Exercise description: Set the data down again, exactly as it reads, but without the pictures.

(Stored entries)
%%

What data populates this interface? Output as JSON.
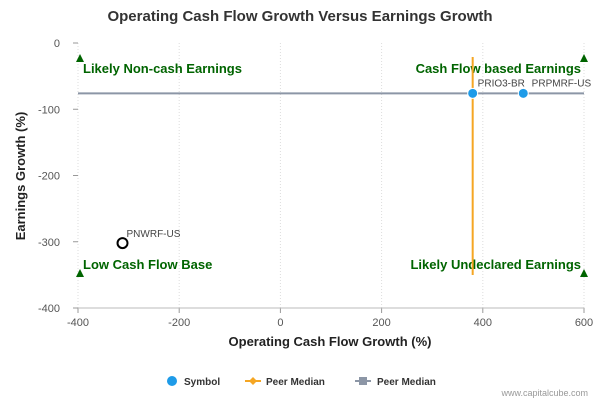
{
  "chart_data": {
    "type": "scatter",
    "title": "Operating Cash Flow Growth Versus Earnings Growth",
    "xlabel": "Operating Cash Flow Growth (%)",
    "ylabel": "Earnings Growth (%)",
    "xlim": [
      -400,
      600
    ],
    "ylim": [
      -400,
      0
    ],
    "x_ticks": [
      "-400",
      "-200",
      "0",
      "200",
      "400",
      "600"
    ],
    "y_ticks": [
      "0",
      "-100",
      "-200",
      "-300",
      "-400"
    ],
    "points": [
      {
        "name": "PRIO3-BR",
        "x": 380,
        "y": -76,
        "style": "symbol-blue",
        "label": "PRIO3-BR"
      },
      {
        "name": "PRPMRF-US",
        "x": 480,
        "y": -76,
        "style": "symbol-blue",
        "label": "PRPMRF-US"
      },
      {
        "name": "PNWRF-US",
        "x": -312,
        "y": -302,
        "style": "hollow-black",
        "label": "PNWRF-US"
      }
    ],
    "peer_median_x": 380,
    "peer_median_y": -76,
    "quadrant_labels": {
      "top_left": "Likely Non-cash Earnings",
      "top_right": "Cash Flow based Earnings",
      "bottom_left": "Low Cash Flow Base",
      "bottom_right": "Likely Undeclared Earnings"
    },
    "legend": [
      {
        "label": "Symbol",
        "color": "#1e9be8"
      },
      {
        "label": "Peer Median",
        "color": "#f5a623"
      },
      {
        "label": "Peer Median",
        "color": "#8c96a6"
      }
    ],
    "credit": "www.capitalcube.com",
    "colors": {
      "symbol": "#1e9be8",
      "median_x_line": "#f5a623",
      "median_y_line": "#8c96a6",
      "quadrant": "#006400",
      "grid": "#dddddd"
    }
  }
}
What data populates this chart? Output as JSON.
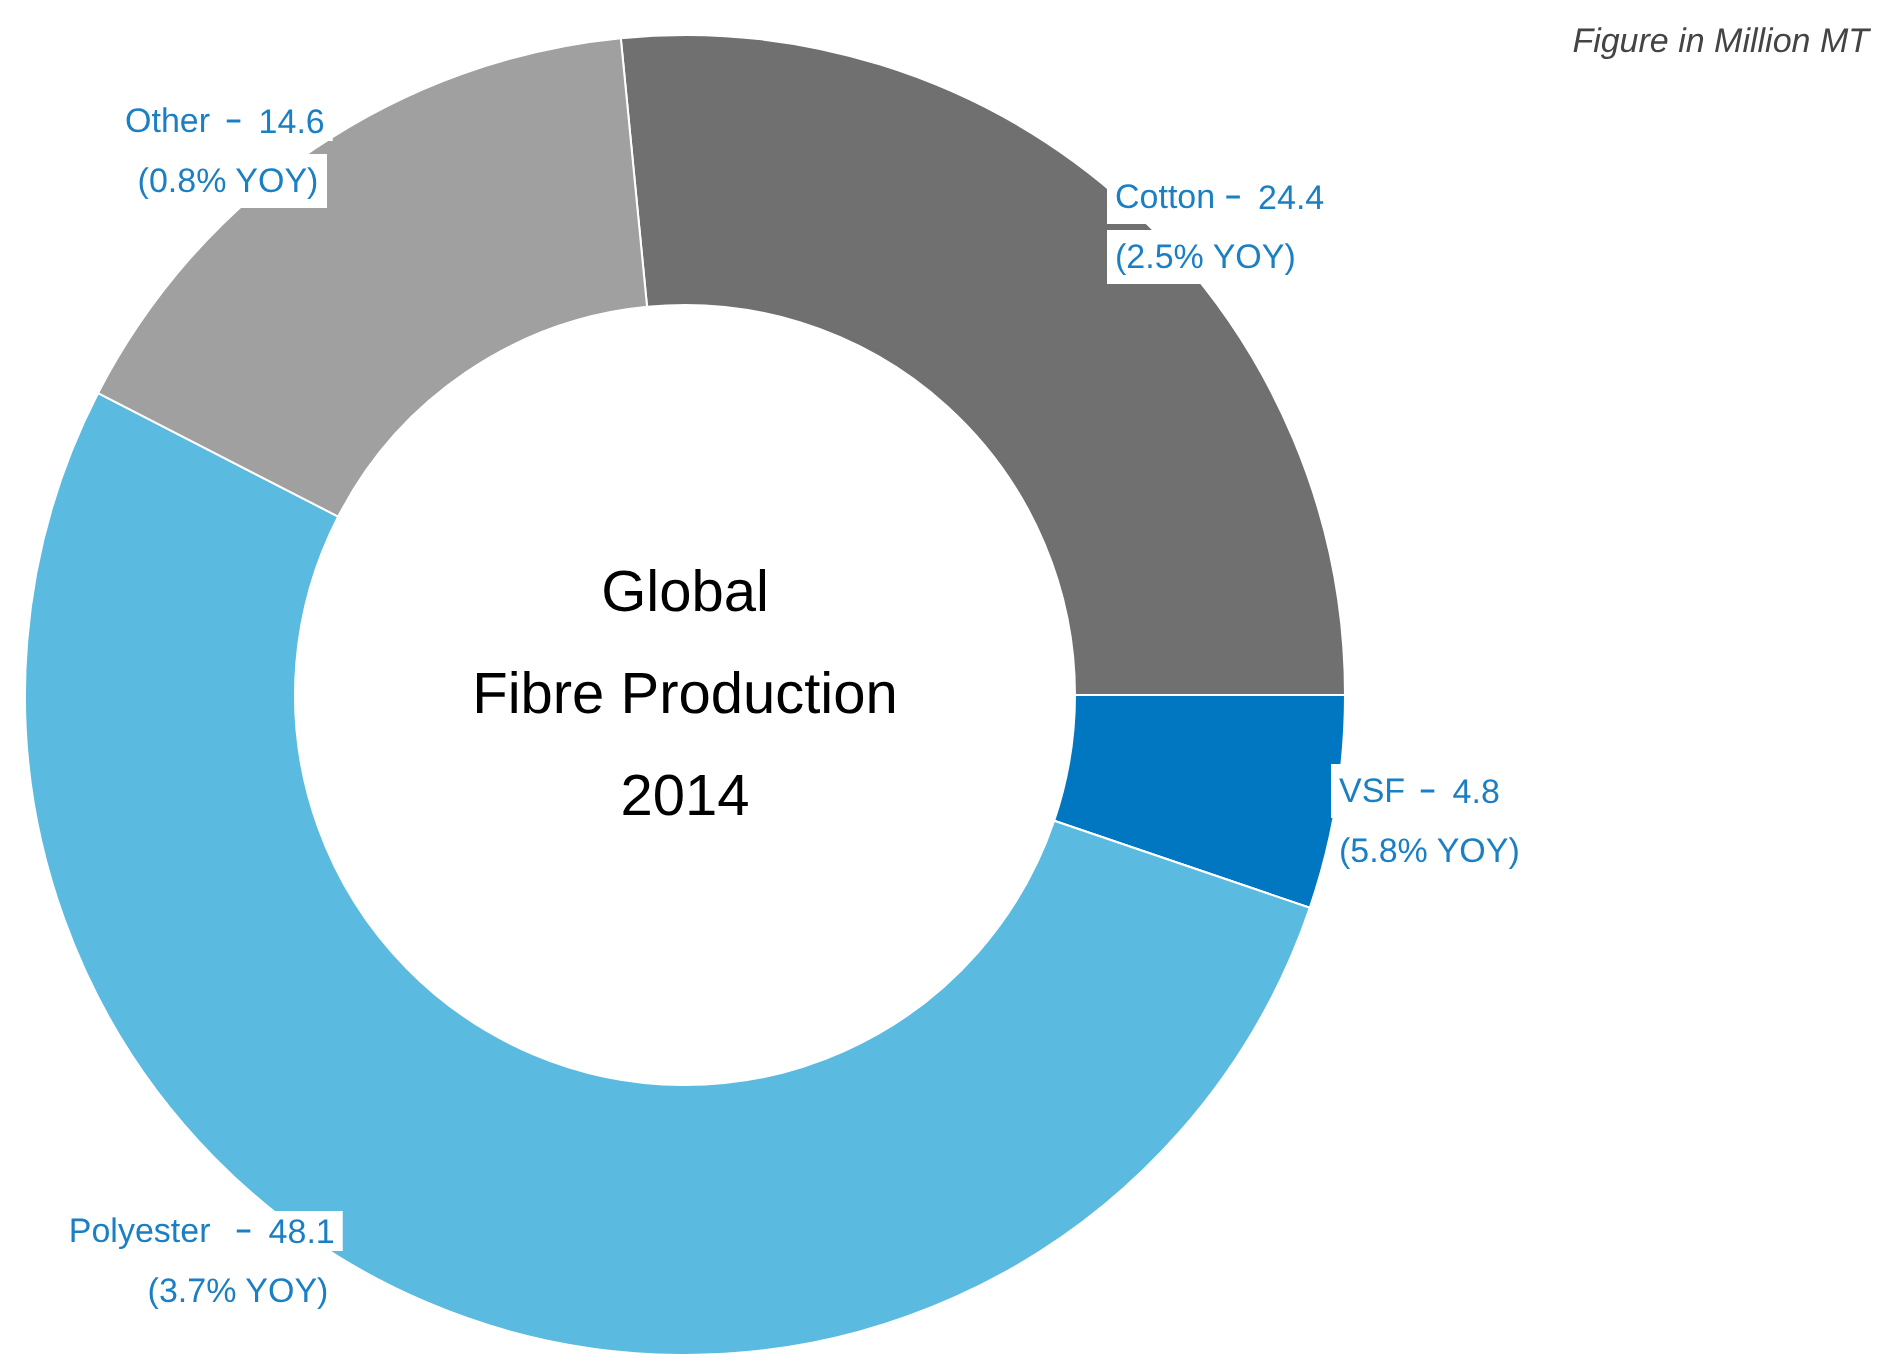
{
  "chart_data": {
    "type": "donut",
    "title": "Global\nFibre Production\n2014",
    "categories": [
      "Cotton",
      "VSF",
      "Polyester",
      "Other"
    ],
    "values": [
      24.4,
      4.8,
      48.1,
      14.6
    ],
    "colors": [
      "#707070",
      "#0077c0",
      "#5bbae0",
      "#a0a0a0"
    ],
    "data_labels": true,
    "annotations": [
      "Figure in Million MT",
      "(2.5% YOY)",
      "(5.8% YOY)",
      "(3.7% YOY)",
      "(0.8% YOY)"
    ]
  }
}
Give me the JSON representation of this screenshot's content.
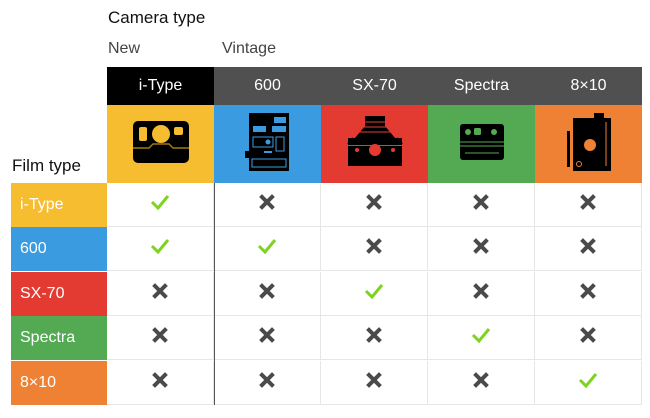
{
  "title": "Camera type",
  "groups": {
    "new": "New",
    "vintage": "Vintage"
  },
  "film_title": "Film type",
  "cameras": [
    {
      "label": "i-Type",
      "color": "#f7bd31",
      "header_color": "#000000",
      "icon": "itype-camera-icon"
    },
    {
      "label": "600",
      "color": "#3b9be0",
      "header_color": "#505050",
      "icon": "600-camera-icon"
    },
    {
      "label": "SX-70",
      "color": "#e33b32",
      "header_color": "#505050",
      "icon": "sx70-camera-icon"
    },
    {
      "label": "Spectra",
      "color": "#54a953",
      "header_color": "#505050",
      "icon": "spectra-camera-icon"
    },
    {
      "label": "8×10",
      "color": "#ee8133",
      "header_color": "#505050",
      "icon": "8x10-camera-icon"
    }
  ],
  "films": [
    {
      "label": "i-Type",
      "color": "#f7bd31",
      "compat": [
        true,
        false,
        false,
        false,
        false
      ]
    },
    {
      "label": "600",
      "color": "#3b9be0",
      "compat": [
        true,
        true,
        false,
        false,
        false
      ]
    },
    {
      "label": "SX-70",
      "color": "#e33b32",
      "compat": [
        false,
        false,
        true,
        false,
        false
      ]
    },
    {
      "label": "Spectra",
      "color": "#54a953",
      "compat": [
        false,
        false,
        false,
        true,
        false
      ]
    },
    {
      "label": "8×10",
      "color": "#ee8133",
      "compat": [
        false,
        false,
        false,
        false,
        true
      ]
    }
  ],
  "check_color": "#7ed321",
  "cross_color": "#4a4a4a"
}
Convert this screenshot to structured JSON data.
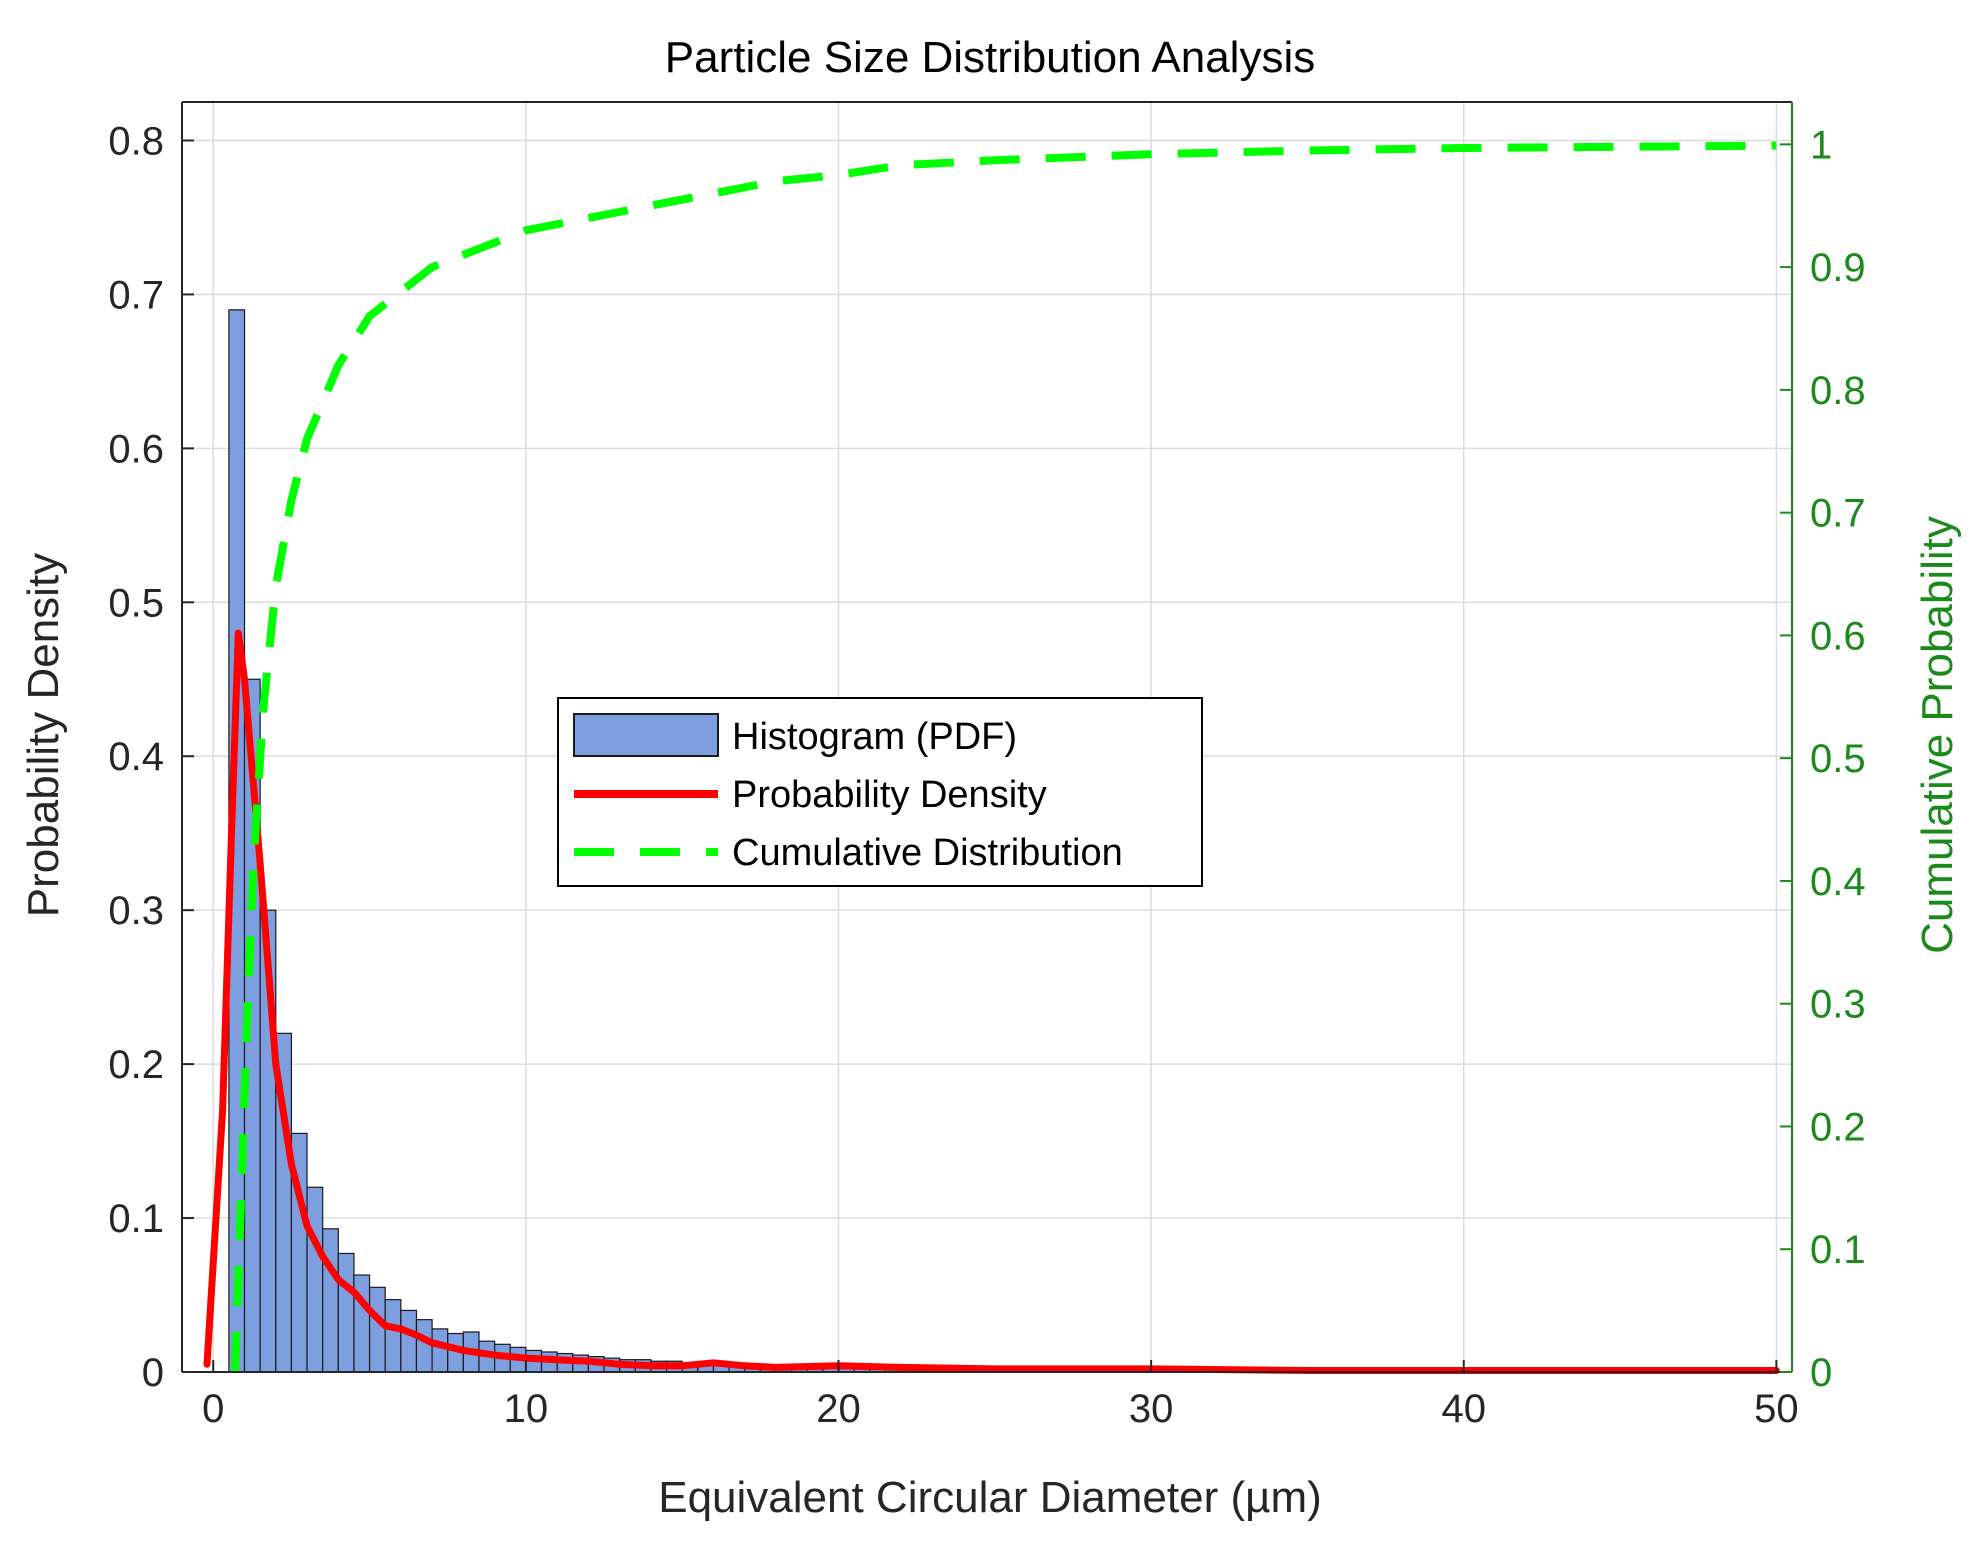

%%

Solution:
What data populates this interface? Output as JSON.
{
  "chart_data": {
    "type": "scatter",
    "title": "Operating Cash Flow Growth Versus Earnings Growth",
    "xlabel": "Operating Cash Flow Growth (%)",
    "ylabel": "Earnings Growth (%)",
    "xlim": [
      -400,
      600
    ],
    "ylim": [
      -400,
      0
    ],
    "x_ticks": [
      "-400",
      "-200",
      "0",
      "200",
      "400",
      "600"
    ],
    "y_ticks": [
      "0",
      "-100",
      "-200",
      "-300",
      "-400"
    ],
    "points": [
      {
        "name": "PRIO3-BR",
        "x": 380,
        "y": -76,
        "style": "symbol-blue",
        "label": "PRIO3-BR"
      },
      {
        "name": "PRPMRF-US",
        "x": 480,
        "y": -76,
        "style": "symbol-blue",
        "label": "PRPMRF-US"
      },
      {
        "name": "PNWRF-US",
        "x": -312,
        "y": -302,
        "style": "hollow-black",
        "label": "PNWRF-US"
      }
    ],
    "peer_median_x": 380,
    "peer_median_y": -76,
    "quadrant_labels": {
      "top_left": "Likely Non-cash Earnings",
      "top_right": "Cash Flow based Earnings",
      "bottom_left": "Low Cash Flow Base",
      "bottom_right": "Likely Undeclared Earnings"
    },
    "legend": [
      {
        "label": "Symbol",
        "color": "#1e9be8"
      },
      {
        "label": "Peer Median",
        "color": "#f5a623"
      },
      {
        "label": "Peer Median",
        "color": "#8c96a6"
      }
    ],
    "credit": "www.capitalcube.com",
    "colors": {
      "symbol": "#1e9be8",
      "median_x_line": "#f5a623",
      "median_y_line": "#8c96a6",
      "quadrant": "#006400",
      "grid": "#dddddd"
    }
  }
}
What data populates this chart? Output as JSON.
{
  "chart_data": {
    "type": "donut",
    "title": "Global\nFibre Production\n2014",
    "categories": [
      "Cotton",
      "VSF",
      "Polyester",
      "Other"
    ],
    "values": [
      24.4,
      4.8,
      48.1,
      14.6
    ],
    "colors": [
      "#707070",
      "#0077c0",
      "#5bbae0",
      "#a0a0a0"
    ],
    "data_labels": true,
    "annotations": [
      "Figure in Million MT",
      "(2.5% YOY)",
      "(5.8% YOY)",
      "(3.7% YOY)",
      "(0.8% YOY)"
    ]
  }
}
Give me the JSON representation of this screenshot's content.
{
  "title": "Camera type",
  "groups": {
    "new": "New",
    "vintage": "Vintage"
  },
  "film_title": "Film type",
  "cameras": [
    {
      "label": "i-Type",
      "color": "#f7bd31",
      "header_color": "#000000",
      "icon": "itype-camera-icon"
    },
    {
      "label": "600",
      "color": "#3b9be0",
      "header_color": "#505050",
      "icon": "600-camera-icon"
    },
    {
      "label": "SX-70",
      "color": "#e33b32",
      "header_color": "#505050",
      "icon": "sx70-camera-icon"
    },
    {
      "label": "Spectra",
      "color": "#54a953",
      "header_color": "#505050",
      "icon": "spectra-camera-icon"
    },
    {
      "label": "8×10",
      "color": "#ee8133",
      "header_color": "#505050",
      "icon": "8x10-camera-icon"
    }
  ],
  "films": [
    {
      "label": "i-Type",
      "color": "#f7bd31",
      "compat": [
        true,
        false,
        false,
        false,
        false
      ]
    },
    {
      "label": "600",
      "color": "#3b9be0",
      "compat": [
        true,
        true,
        false,
        false,
        false
      ]
    },
    {
      "label": "SX-70",
      "color": "#e33b32",
      "compat": [
        false,
        false,
        true,
        false,
        false
      ]
    },
    {
      "label": "Spectra",
      "color": "#54a953",
      "compat": [
        false,
        false,
        false,
        true,
        false
      ]
    },
    {
      "label": "8×10",
      "color": "#ee8133",
      "compat": [
        false,
        false,
        false,
        false,
        true
      ]
    }
  ],
  "check_color": "#7ed321",
  "cross_color": "#4a4a4a"
}
Convert this screenshot to structured JSON data.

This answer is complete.